→ Request
Pull out every line with the word "Poetry".

--- Dataset records ---

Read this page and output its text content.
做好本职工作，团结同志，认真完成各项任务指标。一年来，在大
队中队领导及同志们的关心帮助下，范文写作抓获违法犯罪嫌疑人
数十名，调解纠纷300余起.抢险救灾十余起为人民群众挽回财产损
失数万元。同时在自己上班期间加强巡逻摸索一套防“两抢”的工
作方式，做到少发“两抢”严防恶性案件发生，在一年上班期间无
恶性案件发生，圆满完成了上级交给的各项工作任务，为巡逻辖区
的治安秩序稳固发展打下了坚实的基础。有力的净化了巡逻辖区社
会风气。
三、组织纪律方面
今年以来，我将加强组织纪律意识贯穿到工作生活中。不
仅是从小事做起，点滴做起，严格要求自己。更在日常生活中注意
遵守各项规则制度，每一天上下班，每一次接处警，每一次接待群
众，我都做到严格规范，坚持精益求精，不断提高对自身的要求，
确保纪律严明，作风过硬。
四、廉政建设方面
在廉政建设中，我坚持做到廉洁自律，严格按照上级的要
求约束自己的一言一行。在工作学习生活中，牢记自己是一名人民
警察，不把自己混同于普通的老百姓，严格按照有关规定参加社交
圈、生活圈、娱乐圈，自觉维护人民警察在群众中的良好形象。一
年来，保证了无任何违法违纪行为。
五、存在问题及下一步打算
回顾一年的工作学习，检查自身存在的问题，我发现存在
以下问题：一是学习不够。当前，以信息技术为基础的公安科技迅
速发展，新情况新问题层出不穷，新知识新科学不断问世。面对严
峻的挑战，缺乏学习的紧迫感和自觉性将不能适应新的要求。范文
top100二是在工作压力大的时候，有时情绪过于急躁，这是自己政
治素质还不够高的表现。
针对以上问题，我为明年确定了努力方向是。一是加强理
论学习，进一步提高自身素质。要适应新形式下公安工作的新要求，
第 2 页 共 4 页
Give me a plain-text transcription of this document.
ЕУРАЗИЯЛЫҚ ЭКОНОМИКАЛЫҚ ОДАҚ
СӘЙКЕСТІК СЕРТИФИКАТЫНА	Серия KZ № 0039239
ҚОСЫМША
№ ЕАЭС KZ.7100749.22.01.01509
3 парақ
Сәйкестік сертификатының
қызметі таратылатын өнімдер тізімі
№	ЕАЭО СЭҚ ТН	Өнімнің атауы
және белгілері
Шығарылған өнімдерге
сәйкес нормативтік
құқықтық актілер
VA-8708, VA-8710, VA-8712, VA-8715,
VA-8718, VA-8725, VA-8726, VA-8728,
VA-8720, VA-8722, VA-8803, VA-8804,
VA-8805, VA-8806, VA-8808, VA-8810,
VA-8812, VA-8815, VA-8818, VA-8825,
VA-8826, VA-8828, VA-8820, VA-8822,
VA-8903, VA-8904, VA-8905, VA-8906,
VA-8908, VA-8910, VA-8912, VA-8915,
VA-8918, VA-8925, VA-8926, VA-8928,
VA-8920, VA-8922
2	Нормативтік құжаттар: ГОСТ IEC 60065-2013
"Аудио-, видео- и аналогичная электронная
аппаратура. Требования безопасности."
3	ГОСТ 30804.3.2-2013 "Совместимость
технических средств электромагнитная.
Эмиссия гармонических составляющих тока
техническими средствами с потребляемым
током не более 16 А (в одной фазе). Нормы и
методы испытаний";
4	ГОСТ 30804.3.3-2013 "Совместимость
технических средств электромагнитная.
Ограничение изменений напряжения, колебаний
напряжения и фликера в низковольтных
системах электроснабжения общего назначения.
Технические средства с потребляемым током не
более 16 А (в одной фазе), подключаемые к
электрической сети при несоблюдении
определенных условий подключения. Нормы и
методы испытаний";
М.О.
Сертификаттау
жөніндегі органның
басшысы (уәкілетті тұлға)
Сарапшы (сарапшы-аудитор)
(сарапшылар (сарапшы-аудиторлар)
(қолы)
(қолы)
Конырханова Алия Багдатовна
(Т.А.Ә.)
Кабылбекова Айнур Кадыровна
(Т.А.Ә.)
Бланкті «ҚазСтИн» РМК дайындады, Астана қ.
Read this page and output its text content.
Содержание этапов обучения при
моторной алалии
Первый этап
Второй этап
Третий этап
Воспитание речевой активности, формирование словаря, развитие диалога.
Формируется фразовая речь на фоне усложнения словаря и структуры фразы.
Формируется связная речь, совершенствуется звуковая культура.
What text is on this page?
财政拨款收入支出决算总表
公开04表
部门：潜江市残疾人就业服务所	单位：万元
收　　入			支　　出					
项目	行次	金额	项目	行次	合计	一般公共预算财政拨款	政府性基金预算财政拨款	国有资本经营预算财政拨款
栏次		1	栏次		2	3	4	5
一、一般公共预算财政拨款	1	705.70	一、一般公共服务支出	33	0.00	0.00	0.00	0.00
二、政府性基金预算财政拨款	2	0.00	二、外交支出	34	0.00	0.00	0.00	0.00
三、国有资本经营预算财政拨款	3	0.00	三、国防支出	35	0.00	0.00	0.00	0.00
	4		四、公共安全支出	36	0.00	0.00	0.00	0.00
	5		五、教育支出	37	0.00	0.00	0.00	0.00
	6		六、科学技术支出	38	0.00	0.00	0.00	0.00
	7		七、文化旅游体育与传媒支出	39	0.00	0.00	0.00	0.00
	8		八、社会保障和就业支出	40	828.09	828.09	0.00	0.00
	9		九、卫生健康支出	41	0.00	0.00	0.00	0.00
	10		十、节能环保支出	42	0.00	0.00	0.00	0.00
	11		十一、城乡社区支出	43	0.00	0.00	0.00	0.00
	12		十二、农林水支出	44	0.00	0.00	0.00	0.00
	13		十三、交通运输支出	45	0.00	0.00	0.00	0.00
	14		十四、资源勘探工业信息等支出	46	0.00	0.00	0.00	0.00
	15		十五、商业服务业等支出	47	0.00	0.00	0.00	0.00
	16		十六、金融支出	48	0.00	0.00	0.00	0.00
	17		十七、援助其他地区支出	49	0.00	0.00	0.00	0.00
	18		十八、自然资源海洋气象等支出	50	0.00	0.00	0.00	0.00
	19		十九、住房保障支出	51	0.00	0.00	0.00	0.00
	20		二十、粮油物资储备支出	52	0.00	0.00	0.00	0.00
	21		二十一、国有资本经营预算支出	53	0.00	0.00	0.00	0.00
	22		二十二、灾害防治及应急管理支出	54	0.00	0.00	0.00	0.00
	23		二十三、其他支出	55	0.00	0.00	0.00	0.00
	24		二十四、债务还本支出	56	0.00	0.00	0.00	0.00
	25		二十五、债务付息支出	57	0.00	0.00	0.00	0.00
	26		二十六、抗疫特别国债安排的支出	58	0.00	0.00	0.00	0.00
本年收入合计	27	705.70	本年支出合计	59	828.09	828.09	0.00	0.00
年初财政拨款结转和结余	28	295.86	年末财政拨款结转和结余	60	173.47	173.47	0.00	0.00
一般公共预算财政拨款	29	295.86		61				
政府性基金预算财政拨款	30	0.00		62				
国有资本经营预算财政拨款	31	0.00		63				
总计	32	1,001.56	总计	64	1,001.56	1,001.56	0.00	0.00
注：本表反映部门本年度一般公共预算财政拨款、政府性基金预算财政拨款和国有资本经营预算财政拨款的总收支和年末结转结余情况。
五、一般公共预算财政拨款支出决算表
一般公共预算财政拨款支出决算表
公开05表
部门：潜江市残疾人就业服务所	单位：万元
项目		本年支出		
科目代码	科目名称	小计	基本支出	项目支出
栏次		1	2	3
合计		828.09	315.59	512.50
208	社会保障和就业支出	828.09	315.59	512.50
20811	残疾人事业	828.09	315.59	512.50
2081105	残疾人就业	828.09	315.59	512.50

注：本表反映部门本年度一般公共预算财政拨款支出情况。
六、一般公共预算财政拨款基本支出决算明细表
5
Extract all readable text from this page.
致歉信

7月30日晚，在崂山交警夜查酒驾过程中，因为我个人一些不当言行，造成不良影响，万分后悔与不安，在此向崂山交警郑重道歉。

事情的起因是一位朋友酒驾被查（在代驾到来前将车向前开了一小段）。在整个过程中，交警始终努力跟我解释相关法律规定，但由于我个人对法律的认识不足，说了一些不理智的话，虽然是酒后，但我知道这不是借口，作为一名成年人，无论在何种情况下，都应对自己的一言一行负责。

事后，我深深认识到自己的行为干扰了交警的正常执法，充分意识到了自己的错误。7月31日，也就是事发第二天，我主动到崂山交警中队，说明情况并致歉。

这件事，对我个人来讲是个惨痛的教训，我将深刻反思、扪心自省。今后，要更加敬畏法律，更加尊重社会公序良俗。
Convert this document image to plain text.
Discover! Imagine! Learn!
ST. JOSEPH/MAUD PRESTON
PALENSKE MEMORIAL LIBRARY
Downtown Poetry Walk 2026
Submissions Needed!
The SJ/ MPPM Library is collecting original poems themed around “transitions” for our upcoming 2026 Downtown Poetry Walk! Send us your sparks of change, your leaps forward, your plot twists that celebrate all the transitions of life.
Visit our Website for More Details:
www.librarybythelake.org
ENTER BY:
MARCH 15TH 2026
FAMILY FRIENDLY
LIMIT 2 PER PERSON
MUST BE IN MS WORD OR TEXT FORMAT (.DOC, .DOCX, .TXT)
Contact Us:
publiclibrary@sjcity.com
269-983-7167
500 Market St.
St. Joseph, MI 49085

---

→ Solution below
Downtown Poetry Walk 2026
The SJ/ MPPM Library is collecting original poems themed around “transitions” for our upcoming 2026 Downtown Poetry Walk! Send us your sparks of change, your leaps forward, your plot twists that celebrate all the transitions of life.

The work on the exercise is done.